**Your instructions:**
Copy the rows below, substituting "Round shape" for each "Circle shape" and keeping everything else the same. Leave the pictures out of your copy.

**Image region annotations:**
......

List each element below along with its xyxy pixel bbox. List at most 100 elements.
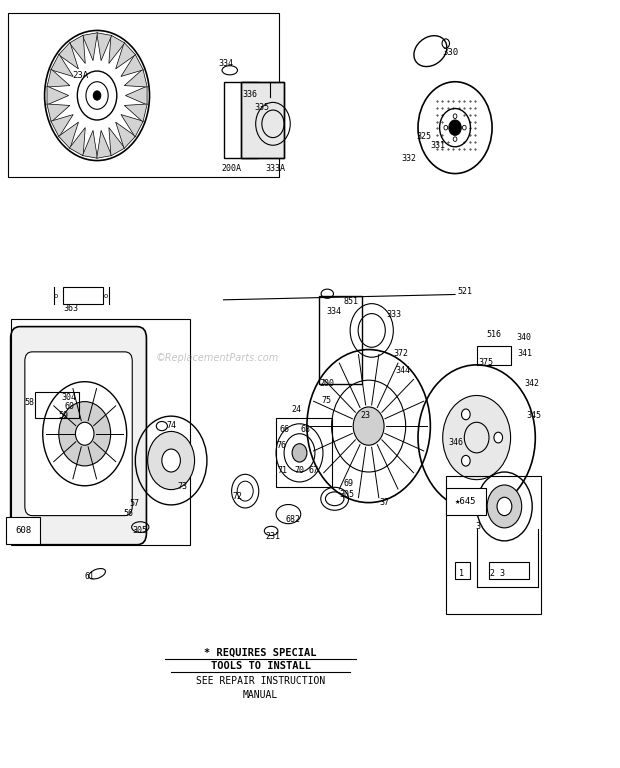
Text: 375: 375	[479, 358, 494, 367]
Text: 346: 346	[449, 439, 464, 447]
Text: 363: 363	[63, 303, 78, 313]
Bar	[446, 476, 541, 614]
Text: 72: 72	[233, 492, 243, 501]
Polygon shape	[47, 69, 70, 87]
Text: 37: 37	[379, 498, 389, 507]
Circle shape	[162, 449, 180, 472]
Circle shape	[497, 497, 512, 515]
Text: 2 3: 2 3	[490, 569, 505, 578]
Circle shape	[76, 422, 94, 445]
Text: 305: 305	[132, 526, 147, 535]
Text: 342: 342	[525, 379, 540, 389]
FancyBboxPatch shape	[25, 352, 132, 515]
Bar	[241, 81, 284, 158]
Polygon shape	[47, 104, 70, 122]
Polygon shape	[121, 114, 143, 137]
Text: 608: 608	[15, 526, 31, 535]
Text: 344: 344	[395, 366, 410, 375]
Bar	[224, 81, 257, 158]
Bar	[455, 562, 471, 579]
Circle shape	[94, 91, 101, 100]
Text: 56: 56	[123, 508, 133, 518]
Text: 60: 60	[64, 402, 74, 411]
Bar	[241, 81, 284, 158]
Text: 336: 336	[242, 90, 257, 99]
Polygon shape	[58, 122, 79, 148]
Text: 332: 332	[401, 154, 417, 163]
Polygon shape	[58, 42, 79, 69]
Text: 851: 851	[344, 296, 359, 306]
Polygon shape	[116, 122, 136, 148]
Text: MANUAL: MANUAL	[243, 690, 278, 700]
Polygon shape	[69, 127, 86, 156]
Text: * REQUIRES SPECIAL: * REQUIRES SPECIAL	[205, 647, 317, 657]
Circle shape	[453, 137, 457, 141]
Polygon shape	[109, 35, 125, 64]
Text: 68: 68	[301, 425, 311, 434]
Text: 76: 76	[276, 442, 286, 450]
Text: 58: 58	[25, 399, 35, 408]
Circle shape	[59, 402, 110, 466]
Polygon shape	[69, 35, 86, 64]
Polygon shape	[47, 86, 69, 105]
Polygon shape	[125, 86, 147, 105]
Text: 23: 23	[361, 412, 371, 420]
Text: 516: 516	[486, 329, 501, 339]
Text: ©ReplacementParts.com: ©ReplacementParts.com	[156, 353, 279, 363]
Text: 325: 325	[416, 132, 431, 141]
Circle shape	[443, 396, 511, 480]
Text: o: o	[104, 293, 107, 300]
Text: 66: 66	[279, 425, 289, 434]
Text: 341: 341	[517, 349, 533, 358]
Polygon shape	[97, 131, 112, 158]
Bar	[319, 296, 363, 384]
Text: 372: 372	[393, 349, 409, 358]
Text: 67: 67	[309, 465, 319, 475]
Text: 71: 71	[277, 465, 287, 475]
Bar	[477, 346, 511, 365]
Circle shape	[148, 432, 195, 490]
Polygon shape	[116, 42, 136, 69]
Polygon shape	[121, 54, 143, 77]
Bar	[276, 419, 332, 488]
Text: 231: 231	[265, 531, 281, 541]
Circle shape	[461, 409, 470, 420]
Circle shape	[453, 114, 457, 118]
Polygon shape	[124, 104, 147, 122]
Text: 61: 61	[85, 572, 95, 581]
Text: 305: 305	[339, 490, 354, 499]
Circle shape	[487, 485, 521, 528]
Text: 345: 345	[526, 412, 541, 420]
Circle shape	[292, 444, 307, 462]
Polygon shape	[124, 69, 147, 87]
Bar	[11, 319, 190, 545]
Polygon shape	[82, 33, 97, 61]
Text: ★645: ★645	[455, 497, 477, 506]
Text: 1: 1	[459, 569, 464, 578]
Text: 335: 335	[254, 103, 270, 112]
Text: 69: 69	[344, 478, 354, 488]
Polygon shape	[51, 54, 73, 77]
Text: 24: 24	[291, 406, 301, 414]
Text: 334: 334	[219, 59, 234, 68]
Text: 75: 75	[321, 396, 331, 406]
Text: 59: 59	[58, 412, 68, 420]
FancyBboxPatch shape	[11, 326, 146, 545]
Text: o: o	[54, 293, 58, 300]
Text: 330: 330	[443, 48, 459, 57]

......

**Problem solution:**
List each element below along with its xyxy pixel bbox. List at most 100 elements.
Text: 375: 375	[479, 358, 494, 367]
Text: 346: 346	[449, 439, 464, 447]
Text: 363: 363	[63, 303, 78, 313]
Bar	[446, 476, 541, 614]
Text: 72: 72	[233, 492, 243, 501]
Polygon shape	[47, 69, 70, 87]
Text: 37: 37	[379, 498, 389, 507]
Round shape	[162, 449, 180, 472]
Round shape	[497, 497, 512, 515]
Text: 2 3: 2 3	[490, 569, 505, 578]
Round shape	[76, 422, 94, 445]
Text: 305: 305	[132, 526, 147, 535]
Text: 342: 342	[525, 379, 540, 389]
FancyBboxPatch shape	[25, 352, 132, 515]
Bar	[241, 81, 284, 158]
Polygon shape	[47, 104, 70, 122]
Polygon shape	[121, 114, 143, 137]
Text: 608: 608	[15, 526, 31, 535]
Text: 344: 344	[395, 366, 410, 375]
Bar	[224, 81, 257, 158]
Bar	[455, 562, 471, 579]
Round shape	[94, 91, 101, 100]
Text: 56: 56	[123, 508, 133, 518]
Text: 60: 60	[64, 402, 74, 411]
Bar	[241, 81, 284, 158]
Text: 336: 336	[242, 90, 257, 99]
Polygon shape	[58, 122, 79, 148]
Text: 332: 332	[401, 154, 417, 163]
Polygon shape	[58, 42, 79, 69]
Text: 851: 851	[344, 296, 359, 306]
Polygon shape	[116, 122, 136, 148]
Text: MANUAL: MANUAL	[243, 690, 278, 700]
Polygon shape	[69, 127, 86, 156]
Text: * REQUIRES SPECIAL: * REQUIRES SPECIAL	[205, 647, 317, 657]
Round shape	[453, 137, 457, 141]
Polygon shape	[109, 35, 125, 64]
Text: 68: 68	[301, 425, 311, 434]
Text: 76: 76	[276, 442, 286, 450]
Text: 58: 58	[25, 399, 35, 408]
Round shape	[59, 402, 110, 466]
Polygon shape	[69, 35, 86, 64]
Polygon shape	[47, 86, 69, 105]
Polygon shape	[125, 86, 147, 105]
Text: 23: 23	[361, 412, 371, 420]
Text: 516: 516	[486, 329, 501, 339]
Text: ©ReplacementParts.com: ©ReplacementParts.com	[156, 353, 279, 363]
Text: 325: 325	[416, 132, 431, 141]
Round shape	[443, 396, 511, 480]
Text: o: o	[104, 293, 107, 300]
Text: 66: 66	[279, 425, 289, 434]
Text: 341: 341	[517, 349, 533, 358]
Polygon shape	[97, 131, 112, 158]
Bar	[319, 296, 363, 384]
Text: 372: 372	[393, 349, 409, 358]
Text: 67: 67	[309, 465, 319, 475]
Text: 71: 71	[277, 465, 287, 475]
Bar	[477, 346, 511, 365]
Round shape	[148, 432, 195, 490]
Polygon shape	[116, 42, 136, 69]
Polygon shape	[121, 54, 143, 77]
Bar	[276, 419, 332, 488]
Text: 231: 231	[265, 531, 281, 541]
Round shape	[461, 409, 470, 420]
Round shape	[453, 114, 457, 118]
Polygon shape	[124, 104, 147, 122]
Text: 61: 61	[85, 572, 95, 581]
Text: 305: 305	[339, 490, 354, 499]
Round shape	[487, 485, 521, 528]
Text: 345: 345	[526, 412, 541, 420]
Round shape	[292, 444, 307, 462]
Polygon shape	[124, 69, 147, 87]
Bar	[11, 319, 190, 545]
Polygon shape	[82, 33, 97, 61]
Text: ★645: ★645	[455, 497, 477, 506]
Text: 1: 1	[459, 569, 464, 578]
Text: 335: 335	[254, 103, 270, 112]
Text: 69: 69	[344, 478, 354, 488]
Polygon shape	[51, 54, 73, 77]
Text: 24: 24	[291, 406, 301, 414]
Text: 334: 334	[219, 59, 234, 68]
Text: 75: 75	[321, 396, 331, 406]
Text: 59: 59	[58, 412, 68, 420]
FancyBboxPatch shape	[11, 326, 146, 545]
Text: o: o	[54, 293, 58, 300]
Text: 330: 330	[443, 48, 459, 57]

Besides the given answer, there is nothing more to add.